■ Task to complete
Every record must be transcribed in its entirety, apart from the images, which are to be omitted.

■ Data for this exercise
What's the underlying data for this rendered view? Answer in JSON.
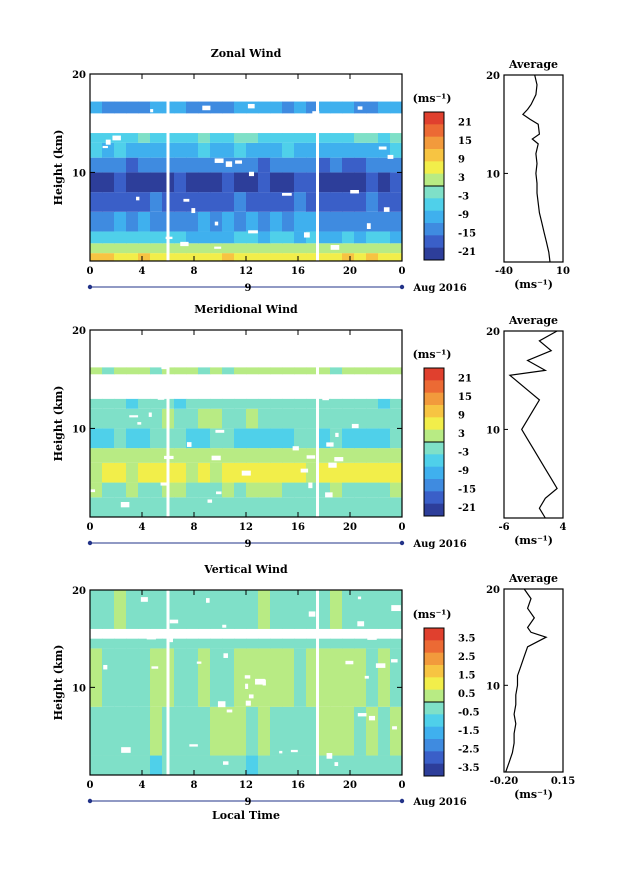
{
  "chart_data": [
    {
      "type": "heatmap",
      "title": "Zonal Wind",
      "ylabel": "Height (km)",
      "xlabel": "",
      "x_ticks": [
        "0",
        "4",
        "8",
        "12",
        "16",
        "20",
        "0"
      ],
      "xlim": [
        0,
        24
      ],
      "y_ticks": [
        "10",
        "20"
      ],
      "ylim": [
        1,
        20
      ],
      "date_marker": "9",
      "date_label": "Aug 2016",
      "colorbar": {
        "unit": "(ms⁻¹)",
        "ticks": [
          "21",
          "15",
          "9",
          "3",
          "-3",
          "-9",
          "-15",
          "-21"
        ],
        "range": [
          -24,
          24
        ]
      },
      "bands": [
        {
          "y0": 1.0,
          "y1": 1.8,
          "value": 7
        },
        {
          "y0": 1.8,
          "y1": 2.8,
          "value": 2
        },
        {
          "y0": 2.8,
          "y1": 4.0,
          "value": -8
        },
        {
          "y0": 4.0,
          "y1": 6.0,
          "value": -13
        },
        {
          "y0": 6.0,
          "y1": 8.0,
          "value": -17
        },
        {
          "y0": 8.0,
          "y1": 10.0,
          "value": -21
        },
        {
          "y0": 10.0,
          "y1": 11.5,
          "value": -15
        },
        {
          "y0": 11.5,
          "y1": 13.0,
          "value": -9
        },
        {
          "y0": 13.0,
          "y1": 14.0,
          "value": -5
        },
        {
          "y0": 16.0,
          "y1": 17.2,
          "value": -12
        }
      ],
      "profile": {
        "title": "Average",
        "xlabel": "(ms⁻¹)",
        "x_ticks": [
          "-40",
          "10"
        ],
        "xlim": [
          -40,
          10
        ],
        "y_ticks": [
          "10",
          "20"
        ],
        "ylim": [
          1,
          20
        ],
        "points": [
          [
            -1,
            1
          ],
          [
            -2,
            2
          ],
          [
            -4,
            3
          ],
          [
            -6,
            4
          ],
          [
            -8,
            5
          ],
          [
            -10,
            6
          ],
          [
            -11,
            7
          ],
          [
            -12,
            8
          ],
          [
            -12,
            9
          ],
          [
            -13,
            10
          ],
          [
            -12,
            11
          ],
          [
            -13,
            12
          ],
          [
            -11,
            13
          ],
          [
            -16,
            13.5
          ],
          [
            -10,
            14
          ],
          [
            -11,
            15
          ],
          [
            -18,
            15.5
          ],
          [
            -24,
            16
          ],
          [
            -20,
            16.5
          ],
          [
            -17,
            17
          ],
          [
            -13,
            18
          ],
          [
            -12,
            19
          ],
          [
            -14,
            20
          ]
        ]
      }
    },
    {
      "type": "heatmap",
      "title": "Meridional Wind",
      "ylabel": "Height (km)",
      "xlabel": "",
      "x_ticks": [
        "0",
        "4",
        "8",
        "12",
        "16",
        "20",
        "0"
      ],
      "xlim": [
        0,
        24
      ],
      "y_ticks": [
        "10",
        "20"
      ],
      "ylim": [
        1,
        20
      ],
      "date_marker": "9",
      "date_label": "Aug 2016",
      "colorbar": {
        "unit": "(ms⁻¹)",
        "ticks": [
          "21",
          "15",
          "9",
          "3",
          "-3",
          "-9",
          "-15",
          "-21"
        ],
        "range": [
          -24,
          24
        ]
      },
      "bands": [
        {
          "y0": 1.0,
          "y1": 3.0,
          "value": -2
        },
        {
          "y0": 3.0,
          "y1": 4.5,
          "value": 0
        },
        {
          "y0": 4.5,
          "y1": 6.5,
          "value": 5
        },
        {
          "y0": 6.5,
          "y1": 8.0,
          "value": 2
        },
        {
          "y0": 8.0,
          "y1": 10.0,
          "value": -4
        },
        {
          "y0": 10.0,
          "y1": 12.0,
          "value": -1
        },
        {
          "y0": 12.0,
          "y1": 13.0,
          "value": -3
        },
        {
          "y0": 15.5,
          "y1": 16.2,
          "value": 1
        }
      ],
      "profile": {
        "title": "Average",
        "xlabel": "(ms⁻¹)",
        "x_ticks": [
          "-6",
          "4"
        ],
        "xlim": [
          -6,
          4
        ],
        "y_ticks": [
          "10",
          "20"
        ],
        "ylim": [
          1,
          20
        ],
        "points": [
          [
            1,
            1
          ],
          [
            0,
            2
          ],
          [
            1,
            3
          ],
          [
            3,
            4
          ],
          [
            2,
            5
          ],
          [
            1,
            6
          ],
          [
            0,
            7
          ],
          [
            -1,
            8
          ],
          [
            -2,
            9
          ],
          [
            -3,
            10
          ],
          [
            -2,
            11
          ],
          [
            -1,
            12
          ],
          [
            0,
            13
          ],
          [
            -2,
            14
          ],
          [
            -4,
            15
          ],
          [
            -5,
            15.5
          ],
          [
            1,
            16
          ],
          [
            -2,
            17
          ],
          [
            2,
            18
          ],
          [
            0,
            19
          ],
          [
            3,
            20
          ]
        ]
      }
    },
    {
      "type": "heatmap",
      "title": "Vertical Wind",
      "ylabel": "Height (km)",
      "xlabel": "Local Time",
      "x_ticks": [
        "0",
        "4",
        "8",
        "12",
        "16",
        "20",
        "0"
      ],
      "xlim": [
        0,
        24
      ],
      "y_ticks": [
        "10",
        "20"
      ],
      "ylim": [
        1,
        20
      ],
      "date_marker": "9",
      "date_label": "Aug 2016",
      "colorbar": {
        "unit": "(ms⁻¹)",
        "ticks": [
          "3.5",
          "2.5",
          "1.5",
          "0.5",
          "-0.5",
          "-1.5",
          "-2.5",
          "-3.5"
        ],
        "range": [
          -4,
          4
        ]
      },
      "bands": [
        {
          "y0": 1.0,
          "y1": 3.0,
          "value": -0.4
        },
        {
          "y0": 3.0,
          "y1": 8.0,
          "value": -0.1
        },
        {
          "y0": 8.0,
          "y1": 14.0,
          "value": 0.1
        },
        {
          "y0": 14.0,
          "y1": 15.0,
          "value": -0.3
        },
        {
          "y0": 16.0,
          "y1": 20.0,
          "value": -0.2
        }
      ],
      "profile": {
        "title": "Average",
        "xlabel": "(ms⁻¹)",
        "x_ticks": [
          "-0.20",
          "0.15"
        ],
        "xlim": [
          -0.2,
          0.15
        ],
        "y_ticks": [
          "10",
          "20"
        ],
        "ylim": [
          1,
          20
        ],
        "points": [
          [
            -0.19,
            1
          ],
          [
            -0.17,
            2
          ],
          [
            -0.15,
            3
          ],
          [
            -0.14,
            4
          ],
          [
            -0.14,
            5
          ],
          [
            -0.13,
            6
          ],
          [
            -0.14,
            7
          ],
          [
            -0.13,
            8
          ],
          [
            -0.13,
            9
          ],
          [
            -0.12,
            10
          ],
          [
            -0.12,
            11
          ],
          [
            -0.1,
            12
          ],
          [
            -0.08,
            13
          ],
          [
            -0.06,
            14
          ],
          [
            0.05,
            15
          ],
          [
            -0.04,
            15.5
          ],
          [
            -0.06,
            16
          ],
          [
            -0.02,
            17
          ],
          [
            -0.06,
            18
          ],
          [
            -0.04,
            19
          ],
          [
            -0.08,
            20
          ]
        ]
      }
    }
  ]
}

■ Answer for this exercise
What's the underlying data for this rendered view? Answer in JSON.
{
  "chart_data": [
    {
      "type": "heatmap",
      "title": "Zonal Wind",
      "ylabel": "Height (km)",
      "xlabel": "",
      "x_ticks": [
        "0",
        "4",
        "8",
        "12",
        "16",
        "20",
        "0"
      ],
      "xlim": [
        0,
        24
      ],
      "y_ticks": [
        "10",
        "20"
      ],
      "ylim": [
        1,
        20
      ],
      "date_marker": "9",
      "date_label": "Aug 2016",
      "colorbar": {
        "unit": "(ms⁻¹)",
        "ticks": [
          "21",
          "15",
          "9",
          "3",
          "-3",
          "-9",
          "-15",
          "-21"
        ],
        "range": [
          -24,
          24
        ]
      },
      "bands": [
        {
          "y0": 1.0,
          "y1": 1.8,
          "value": 7
        },
        {
          "y0": 1.8,
          "y1": 2.8,
          "value": 2
        },
        {
          "y0": 2.8,
          "y1": 4.0,
          "value": -8
        },
        {
          "y0": 4.0,
          "y1": 6.0,
          "value": -13
        },
        {
          "y0": 6.0,
          "y1": 8.0,
          "value": -17
        },
        {
          "y0": 8.0,
          "y1": 10.0,
          "value": -21
        },
        {
          "y0": 10.0,
          "y1": 11.5,
          "value": -15
        },
        {
          "y0": 11.5,
          "y1": 13.0,
          "value": -9
        },
        {
          "y0": 13.0,
          "y1": 14.0,
          "value": -5
        },
        {
          "y0": 16.0,
          "y1": 17.2,
          "value": -12
        }
      ],
      "profile": {
        "title": "Average",
        "xlabel": "(ms⁻¹)",
        "x_ticks": [
          "-40",
          "10"
        ],
        "xlim": [
          -40,
          10
        ],
        "y_ticks": [
          "10",
          "20"
        ],
        "ylim": [
          1,
          20
        ],
        "points": [
          [
            -1,
            1
          ],
          [
            -2,
            2
          ],
          [
            -4,
            3
          ],
          [
            -6,
            4
          ],
          [
            -8,
            5
          ],
          [
            -10,
            6
          ],
          [
            -11,
            7
          ],
          [
            -12,
            8
          ],
          [
            -12,
            9
          ],
          [
            -13,
            10
          ],
          [
            -12,
            11
          ],
          [
            -13,
            12
          ],
          [
            -11,
            13
          ],
          [
            -16,
            13.5
          ],
          [
            -10,
            14
          ],
          [
            -11,
            15
          ],
          [
            -18,
            15.5
          ],
          [
            -24,
            16
          ],
          [
            -20,
            16.5
          ],
          [
            -17,
            17
          ],
          [
            -13,
            18
          ],
          [
            -12,
            19
          ],
          [
            -14,
            20
          ]
        ]
      }
    },
    {
      "type": "heatmap",
      "title": "Meridional Wind",
      "ylabel": "Height (km)",
      "xlabel": "",
      "x_ticks": [
        "0",
        "4",
        "8",
        "12",
        "16",
        "20",
        "0"
      ],
      "xlim": [
        0,
        24
      ],
      "y_ticks": [
        "10",
        "20"
      ],
      "ylim": [
        1,
        20
      ],
      "date_marker": "9",
      "date_label": "Aug 2016",
      "colorbar": {
        "unit": "(ms⁻¹)",
        "ticks": [
          "21",
          "15",
          "9",
          "3",
          "-3",
          "-9",
          "-15",
          "-21"
        ],
        "range": [
          -24,
          24
        ]
      },
      "bands": [
        {
          "y0": 1.0,
          "y1": 3.0,
          "value": -2
        },
        {
          "y0": 3.0,
          "y1": 4.5,
          "value": 0
        },
        {
          "y0": 4.5,
          "y1": 6.5,
          "value": 5
        },
        {
          "y0": 6.5,
          "y1": 8.0,
          "value": 2
        },
        {
          "y0": 8.0,
          "y1": 10.0,
          "value": -4
        },
        {
          "y0": 10.0,
          "y1": 12.0,
          "value": -1
        },
        {
          "y0": 12.0,
          "y1": 13.0,
          "value": -3
        },
        {
          "y0": 15.5,
          "y1": 16.2,
          "value": 1
        }
      ],
      "profile": {
        "title": "Average",
        "xlabel": "(ms⁻¹)",
        "x_ticks": [
          "-6",
          "4"
        ],
        "xlim": [
          -6,
          4
        ],
        "y_ticks": [
          "10",
          "20"
        ],
        "ylim": [
          1,
          20
        ],
        "points": [
          [
            1,
            1
          ],
          [
            0,
            2
          ],
          [
            1,
            3
          ],
          [
            3,
            4
          ],
          [
            2,
            5
          ],
          [
            1,
            6
          ],
          [
            0,
            7
          ],
          [
            -1,
            8
          ],
          [
            -2,
            9
          ],
          [
            -3,
            10
          ],
          [
            -2,
            11
          ],
          [
            -1,
            12
          ],
          [
            0,
            13
          ],
          [
            -2,
            14
          ],
          [
            -4,
            15
          ],
          [
            -5,
            15.5
          ],
          [
            1,
            16
          ],
          [
            -2,
            17
          ],
          [
            2,
            18
          ],
          [
            0,
            19
          ],
          [
            3,
            20
          ]
        ]
      }
    },
    {
      "type": "heatmap",
      "title": "Vertical Wind",
      "ylabel": "Height (km)",
      "xlabel": "Local Time",
      "x_ticks": [
        "0",
        "4",
        "8",
        "12",
        "16",
        "20",
        "0"
      ],
      "xlim": [
        0,
        24
      ],
      "y_ticks": [
        "10",
        "20"
      ],
      "ylim": [
        1,
        20
      ],
      "date_marker": "9",
      "date_label": "Aug 2016",
      "colorbar": {
        "unit": "(ms⁻¹)",
        "ticks": [
          "3.5",
          "2.5",
          "1.5",
          "0.5",
          "-0.5",
          "-1.5",
          "-2.5",
          "-3.5"
        ],
        "range": [
          -4,
          4
        ]
      },
      "bands": [
        {
          "y0": 1.0,
          "y1": 3.0,
          "value": -0.4
        },
        {
          "y0": 3.0,
          "y1": 8.0,
          "value": -0.1
        },
        {
          "y0": 8.0,
          "y1": 14.0,
          "value": 0.1
        },
        {
          "y0": 14.0,
          "y1": 15.0,
          "value": -0.3
        },
        {
          "y0": 16.0,
          "y1": 20.0,
          "value": -0.2
        }
      ],
      "profile": {
        "title": "Average",
        "xlabel": "(ms⁻¹)",
        "x_ticks": [
          "-0.20",
          "0.15"
        ],
        "xlim": [
          -0.2,
          0.15
        ],
        "y_ticks": [
          "10",
          "20"
        ],
        "ylim": [
          1,
          20
        ],
        "points": [
          [
            -0.19,
            1
          ],
          [
            -0.17,
            2
          ],
          [
            -0.15,
            3
          ],
          [
            -0.14,
            4
          ],
          [
            -0.14,
            5
          ],
          [
            -0.13,
            6
          ],
          [
            -0.14,
            7
          ],
          [
            -0.13,
            8
          ],
          [
            -0.13,
            9
          ],
          [
            -0.12,
            10
          ],
          [
            -0.12,
            11
          ],
          [
            -0.1,
            12
          ],
          [
            -0.08,
            13
          ],
          [
            -0.06,
            14
          ],
          [
            0.05,
            15
          ],
          [
            -0.04,
            15.5
          ],
          [
            -0.06,
            16
          ],
          [
            -0.02,
            17
          ],
          [
            -0.06,
            18
          ],
          [
            -0.04,
            19
          ],
          [
            -0.08,
            20
          ]
        ]
      }
    }
  ]
}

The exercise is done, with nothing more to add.